Please write out exactly the lines that begin at the line containing "What does this" and run to the end of the records.

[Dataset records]
+++++
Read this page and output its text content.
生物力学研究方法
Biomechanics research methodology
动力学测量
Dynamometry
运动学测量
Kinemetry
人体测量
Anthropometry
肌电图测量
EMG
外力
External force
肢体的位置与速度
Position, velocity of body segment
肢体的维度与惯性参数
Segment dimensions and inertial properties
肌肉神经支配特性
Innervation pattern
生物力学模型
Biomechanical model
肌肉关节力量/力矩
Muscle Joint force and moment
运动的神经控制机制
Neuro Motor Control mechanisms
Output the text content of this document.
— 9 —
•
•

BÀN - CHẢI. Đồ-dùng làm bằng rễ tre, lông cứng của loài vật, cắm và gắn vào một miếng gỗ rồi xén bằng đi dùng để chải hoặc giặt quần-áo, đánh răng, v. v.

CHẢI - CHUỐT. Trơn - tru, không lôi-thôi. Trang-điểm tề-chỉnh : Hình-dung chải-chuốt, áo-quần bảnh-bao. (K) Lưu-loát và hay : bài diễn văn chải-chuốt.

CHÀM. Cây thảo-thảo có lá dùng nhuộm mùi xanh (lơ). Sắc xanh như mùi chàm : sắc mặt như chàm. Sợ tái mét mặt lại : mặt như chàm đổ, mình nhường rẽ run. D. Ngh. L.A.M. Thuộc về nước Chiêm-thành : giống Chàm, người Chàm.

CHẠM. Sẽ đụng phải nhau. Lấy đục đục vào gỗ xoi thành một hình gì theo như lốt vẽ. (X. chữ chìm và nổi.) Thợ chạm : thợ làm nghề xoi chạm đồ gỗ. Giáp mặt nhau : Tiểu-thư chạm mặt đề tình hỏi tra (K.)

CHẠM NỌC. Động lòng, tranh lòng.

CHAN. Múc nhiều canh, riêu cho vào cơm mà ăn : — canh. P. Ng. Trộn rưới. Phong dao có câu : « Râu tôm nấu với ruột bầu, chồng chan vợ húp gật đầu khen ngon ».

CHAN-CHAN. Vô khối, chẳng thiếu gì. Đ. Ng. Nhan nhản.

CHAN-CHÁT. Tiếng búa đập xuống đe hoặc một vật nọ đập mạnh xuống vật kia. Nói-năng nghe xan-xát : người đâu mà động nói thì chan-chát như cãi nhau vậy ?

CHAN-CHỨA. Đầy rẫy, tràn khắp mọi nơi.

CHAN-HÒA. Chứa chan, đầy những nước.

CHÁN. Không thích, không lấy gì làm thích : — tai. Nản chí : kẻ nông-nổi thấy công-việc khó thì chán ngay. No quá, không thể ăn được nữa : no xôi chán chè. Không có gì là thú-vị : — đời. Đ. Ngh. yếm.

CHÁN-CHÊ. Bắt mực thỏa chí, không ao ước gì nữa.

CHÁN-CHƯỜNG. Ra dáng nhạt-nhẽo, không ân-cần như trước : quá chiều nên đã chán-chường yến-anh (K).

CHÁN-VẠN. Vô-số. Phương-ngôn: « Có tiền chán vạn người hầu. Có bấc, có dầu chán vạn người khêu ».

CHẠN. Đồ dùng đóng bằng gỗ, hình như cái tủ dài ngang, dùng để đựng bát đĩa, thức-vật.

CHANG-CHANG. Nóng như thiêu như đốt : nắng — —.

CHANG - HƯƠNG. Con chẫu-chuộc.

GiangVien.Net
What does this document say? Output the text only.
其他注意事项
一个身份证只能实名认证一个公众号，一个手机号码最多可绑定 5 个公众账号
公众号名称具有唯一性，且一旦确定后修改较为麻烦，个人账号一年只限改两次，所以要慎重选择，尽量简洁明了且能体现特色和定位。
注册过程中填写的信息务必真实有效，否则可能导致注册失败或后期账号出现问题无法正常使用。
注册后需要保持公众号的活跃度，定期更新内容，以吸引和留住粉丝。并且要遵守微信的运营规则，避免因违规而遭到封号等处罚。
+++++
Correct answer =
What does this document say? Output the text only.
其他注意事项
一个身份证只能实名认证一个公众号，一个手机号码最多可绑定 5 个公众账号
公众号名称具有唯一性，且一旦确定后修改较为麻烦，个人账号一年只限改两次，所以要慎重选择，尽量简洁明了且能体现特色和定位。
注册过程中填写的信息务必真实有效，否则可能导致注册失败或后期账号出现问题无法正常使用。
注册后需要保持公众号的活跃度，定期更新内容，以吸引和留住粉丝。并且要遵守微信的运营规则，避免因违规而遭到封号等处罚。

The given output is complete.